◆ **AIM**: Repeat the material exactly, every line of it.
>> start
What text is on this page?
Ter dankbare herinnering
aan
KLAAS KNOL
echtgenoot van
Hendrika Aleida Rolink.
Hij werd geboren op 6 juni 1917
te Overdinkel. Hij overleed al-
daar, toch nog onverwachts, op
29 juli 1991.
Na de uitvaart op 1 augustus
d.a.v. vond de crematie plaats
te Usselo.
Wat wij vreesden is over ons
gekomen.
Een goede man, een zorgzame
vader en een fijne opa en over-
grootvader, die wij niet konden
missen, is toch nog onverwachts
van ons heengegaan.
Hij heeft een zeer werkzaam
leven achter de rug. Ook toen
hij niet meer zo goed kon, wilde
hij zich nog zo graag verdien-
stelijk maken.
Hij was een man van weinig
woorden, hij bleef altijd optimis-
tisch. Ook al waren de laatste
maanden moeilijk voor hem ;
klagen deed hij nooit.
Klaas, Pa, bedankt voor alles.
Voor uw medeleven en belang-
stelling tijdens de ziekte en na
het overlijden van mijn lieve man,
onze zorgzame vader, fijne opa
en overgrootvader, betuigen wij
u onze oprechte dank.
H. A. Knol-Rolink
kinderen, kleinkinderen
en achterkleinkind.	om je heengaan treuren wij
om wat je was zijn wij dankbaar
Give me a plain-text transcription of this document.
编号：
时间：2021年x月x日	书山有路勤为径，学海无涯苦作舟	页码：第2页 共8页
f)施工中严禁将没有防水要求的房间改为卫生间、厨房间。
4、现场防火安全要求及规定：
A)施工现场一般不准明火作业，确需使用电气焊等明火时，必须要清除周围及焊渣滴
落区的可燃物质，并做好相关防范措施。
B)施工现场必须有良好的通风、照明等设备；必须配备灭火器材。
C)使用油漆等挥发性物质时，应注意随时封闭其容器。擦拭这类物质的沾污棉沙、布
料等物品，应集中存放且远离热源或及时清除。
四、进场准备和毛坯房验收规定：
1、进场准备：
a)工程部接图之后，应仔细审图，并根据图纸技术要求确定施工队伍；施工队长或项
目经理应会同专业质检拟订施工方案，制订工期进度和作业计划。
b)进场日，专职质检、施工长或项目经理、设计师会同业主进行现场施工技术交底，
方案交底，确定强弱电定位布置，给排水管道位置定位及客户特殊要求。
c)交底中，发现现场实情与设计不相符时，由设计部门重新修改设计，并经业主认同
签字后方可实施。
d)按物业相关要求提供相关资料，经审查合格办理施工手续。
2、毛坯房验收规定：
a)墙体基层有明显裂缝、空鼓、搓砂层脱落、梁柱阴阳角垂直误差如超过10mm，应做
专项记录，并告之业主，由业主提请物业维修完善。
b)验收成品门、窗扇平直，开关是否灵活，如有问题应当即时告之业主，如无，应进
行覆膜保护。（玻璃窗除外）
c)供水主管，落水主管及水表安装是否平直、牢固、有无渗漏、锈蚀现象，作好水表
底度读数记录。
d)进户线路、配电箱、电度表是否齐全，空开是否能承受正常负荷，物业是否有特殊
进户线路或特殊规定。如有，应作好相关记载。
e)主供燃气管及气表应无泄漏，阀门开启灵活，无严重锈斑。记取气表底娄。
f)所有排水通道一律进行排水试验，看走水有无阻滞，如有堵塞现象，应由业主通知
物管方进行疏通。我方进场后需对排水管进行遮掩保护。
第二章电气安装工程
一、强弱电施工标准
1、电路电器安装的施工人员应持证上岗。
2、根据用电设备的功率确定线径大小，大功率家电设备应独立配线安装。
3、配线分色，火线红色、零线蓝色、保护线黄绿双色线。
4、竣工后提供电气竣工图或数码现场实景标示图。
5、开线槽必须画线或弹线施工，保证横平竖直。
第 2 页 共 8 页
>> end
◆ **WRITTEN SOLUTION**:
What text is on this page?
Ter dankbare herinnering
aan
KLAAS KNOL
echtgenoot van
Hendrika Aleida Rolink.
Hij werd geboren op 6 juni 1917
te Overdinkel. Hij overleed al-
daar, toch nog onverwachts, op
29 juli 1991.
Na de uitvaart op 1 augustus
d.a.v. vond de crematie plaats
te Usselo.
Wat wij vreesden is over ons
gekomen.
Een goede man, een zorgzame
vader en een fijne opa en over-
grootvader, die wij niet konden
missen, is toch nog onverwachts
van ons heengegaan.
Hij heeft een zeer werkzaam
leven achter de rug. Ook toen
hij niet meer zo goed kon, wilde
hij zich nog zo graag verdien-
stelijk maken.
Hij was een man van weinig
woorden, hij bleef altijd optimis-
tisch. Ook al waren de laatste
maanden moeilijk voor hem ;
klagen deed hij nooit.
Klaas, Pa, bedankt voor alles.
Voor uw medeleven en belang-
stelling tijdens de ziekte en na
het overlijden van mijn lieve man,
onze zorgzame vader, fijne opa
en overgrootvader, betuigen wij
u onze oprechte dank.
H. A. Knol-Rolink
kinderen, kleinkinderen
en achterkleinkind.	om je heengaan treuren wij
om wat je was zijn wij dankbaar
Give me a plain-text transcription of this document.
编号：
时间：2021年x月x日	书山有路勤为径，学海无涯苦作舟	页码：第2页 共8页
f)施工中严禁将没有防水要求的房间改为卫生间、厨房间。
4、现场防火安全要求及规定：
A)施工现场一般不准明火作业，确需使用电气焊等明火时，必须要清除周围及焊渣滴
落区的可燃物质，并做好相关防范措施。
B)施工现场必须有良好的通风、照明等设备；必须配备灭火器材。
C)使用油漆等挥发性物质时，应注意随时封闭其容器。擦拭这类物质的沾污棉沙、布
料等物品，应集中存放且远离热源或及时清除。
四、进场准备和毛坯房验收规定：
1、进场准备：
a)工程部接图之后，应仔细审图，并根据图纸技术要求确定施工队伍；施工队长或项
目经理应会同专业质检拟订施工方案，制订工期进度和作业计划。
b)进场日，专职质检、施工长或项目经理、设计师会同业主进行现场施工技术交底，
方案交底，确定强弱电定位布置，给排水管道位置定位及客户特殊要求。
c)交底中，发现现场实情与设计不相符时，由设计部门重新修改设计，并经业主认同
签字后方可实施。
d)按物业相关要求提供相关资料，经审查合格办理施工手续。
2、毛坯房验收规定：
a)墙体基层有明显裂缝、空鼓、搓砂层脱落、梁柱阴阳角垂直误差如超过10mm，应做
专项记录，并告之业主，由业主提请物业维修完善。
b)验收成品门、窗扇平直，开关是否灵活，如有问题应当即时告之业主，如无，应进
行覆膜保护。（玻璃窗除外）
c)供水主管，落水主管及水表安装是否平直、牢固、有无渗漏、锈蚀现象，作好水表
底度读数记录。
d)进户线路、配电箱、电度表是否齐全，空开是否能承受正常负荷，物业是否有特殊
进户线路或特殊规定。如有，应作好相关记载。
e)主供燃气管及气表应无泄漏，阀门开启灵活，无严重锈斑。记取气表底娄。
f)所有排水通道一律进行排水试验，看走水有无阻滞，如有堵塞现象，应由业主通知
物管方进行疏通。我方进场后需对排水管进行遮掩保护。
第二章电气安装工程
一、强弱电施工标准
1、电路电器安装的施工人员应持证上岗。
2、根据用电设备的功率确定线径大小，大功率家电设备应独立配线安装。
3、配线分色，火线红色、零线蓝色、保护线黄绿双色线。
4、竣工后提供电气竣工图或数码现场实景标示图。
5、开线槽必须画线或弹线施工，保证横平竖直。
第 2 页 共 8 页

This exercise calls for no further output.